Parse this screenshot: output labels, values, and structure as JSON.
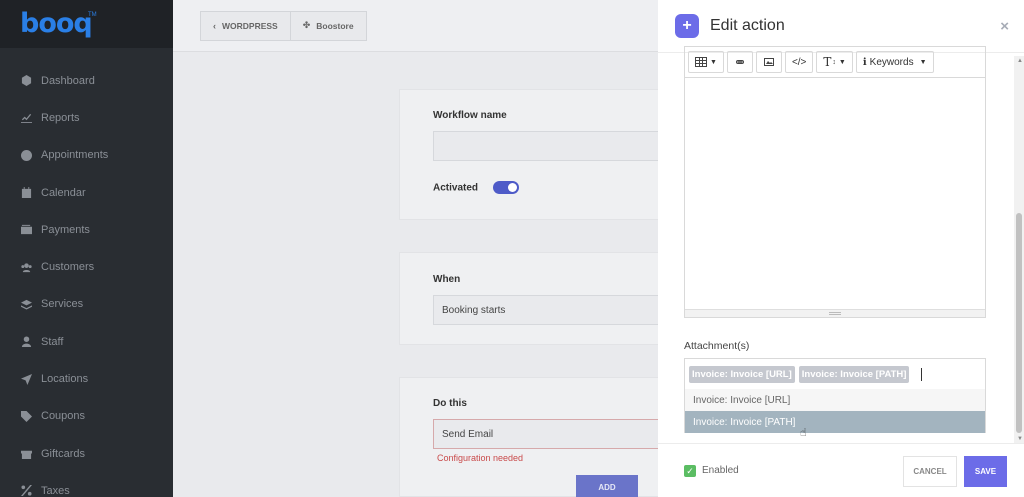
{
  "sidebar": {
    "logo": "booq",
    "logo_tm": "TM",
    "items": [
      {
        "label": "Dashboard",
        "icon": "cube-icon"
      },
      {
        "label": "Reports",
        "icon": "chart-icon"
      },
      {
        "label": "Appointments",
        "icon": "clock-icon"
      },
      {
        "label": "Calendar",
        "icon": "calendar-icon"
      },
      {
        "label": "Payments",
        "icon": "wallet-icon"
      },
      {
        "label": "Customers",
        "icon": "users-icon"
      },
      {
        "label": "Services",
        "icon": "layers-icon"
      },
      {
        "label": "Staff",
        "icon": "user-icon"
      },
      {
        "label": "Locations",
        "icon": "location-arrow-icon"
      },
      {
        "label": "Coupons",
        "icon": "tag-icon"
      },
      {
        "label": "Giftcards",
        "icon": "gift-icon"
      },
      {
        "label": "Taxes",
        "icon": "percent-icon"
      }
    ]
  },
  "breadcrumb": {
    "back": "WORDPRESS",
    "current": "Boostore"
  },
  "workflow": {
    "name_label": "Workflow name",
    "name_value": "",
    "activated_label": "Activated",
    "when_label": "When",
    "when_value": "Booking starts",
    "do_label": "Do this",
    "do_value": "Send Email",
    "do_error": "Configuration needed",
    "add_label": "ADD"
  },
  "panel": {
    "title": "Edit action",
    "close": "×",
    "toolbar": {
      "keywords": "Keywords",
      "code": "</>",
      "text_size": "T"
    },
    "attachments_label": "Attachment(s)",
    "attachment_tags": [
      "Invoice: Invoice [URL]",
      "Invoice: Invoice [PATH]"
    ],
    "options": [
      "Invoice: Invoice [URL]",
      "Invoice: Invoice [PATH]"
    ],
    "enabled_label": "Enabled",
    "cancel_label": "CANCEL",
    "save_label": "SAVE"
  },
  "colors": {
    "accent": "#6c6ce8",
    "sidebar_bg": "#292d32",
    "logo_blue": "#2a7fe6",
    "success": "#5bbd63",
    "error": "#c94b4b"
  }
}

◆ EXERCISE ◆
Transcribe the records above verbatim. Do not carry over any picture.

◆ FULL SOLUTION ◆
Parse this screenshot: output labels, values, and structure as JSON.
{
  "sidebar": {
    "logo": "booq",
    "logo_tm": "TM",
    "items": [
      {
        "label": "Dashboard",
        "icon": "cube-icon"
      },
      {
        "label": "Reports",
        "icon": "chart-icon"
      },
      {
        "label": "Appointments",
        "icon": "clock-icon"
      },
      {
        "label": "Calendar",
        "icon": "calendar-icon"
      },
      {
        "label": "Payments",
        "icon": "wallet-icon"
      },
      {
        "label": "Customers",
        "icon": "users-icon"
      },
      {
        "label": "Services",
        "icon": "layers-icon"
      },
      {
        "label": "Staff",
        "icon": "user-icon"
      },
      {
        "label": "Locations",
        "icon": "location-arrow-icon"
      },
      {
        "label": "Coupons",
        "icon": "tag-icon"
      },
      {
        "label": "Giftcards",
        "icon": "gift-icon"
      },
      {
        "label": "Taxes",
        "icon": "percent-icon"
      }
    ]
  },
  "breadcrumb": {
    "back": "WORDPRESS",
    "current": "Boostore"
  },
  "workflow": {
    "name_label": "Workflow name",
    "name_value": "",
    "activated_label": "Activated",
    "when_label": "When",
    "when_value": "Booking starts",
    "do_label": "Do this",
    "do_value": "Send Email",
    "do_error": "Configuration needed",
    "add_label": "ADD"
  },
  "panel": {
    "title": "Edit action",
    "close": "×",
    "toolbar": {
      "keywords": "Keywords",
      "code": "</>",
      "text_size": "T"
    },
    "attachments_label": "Attachment(s)",
    "attachment_tags": [
      "Invoice: Invoice [URL]",
      "Invoice: Invoice [PATH]"
    ],
    "options": [
      "Invoice: Invoice [URL]",
      "Invoice: Invoice [PATH]"
    ],
    "enabled_label": "Enabled",
    "cancel_label": "CANCEL",
    "save_label": "SAVE"
  },
  "colors": {
    "accent": "#6c6ce8",
    "sidebar_bg": "#292d32",
    "logo_blue": "#2a7fe6",
    "success": "#5bbd63",
    "error": "#c94b4b"
  }
}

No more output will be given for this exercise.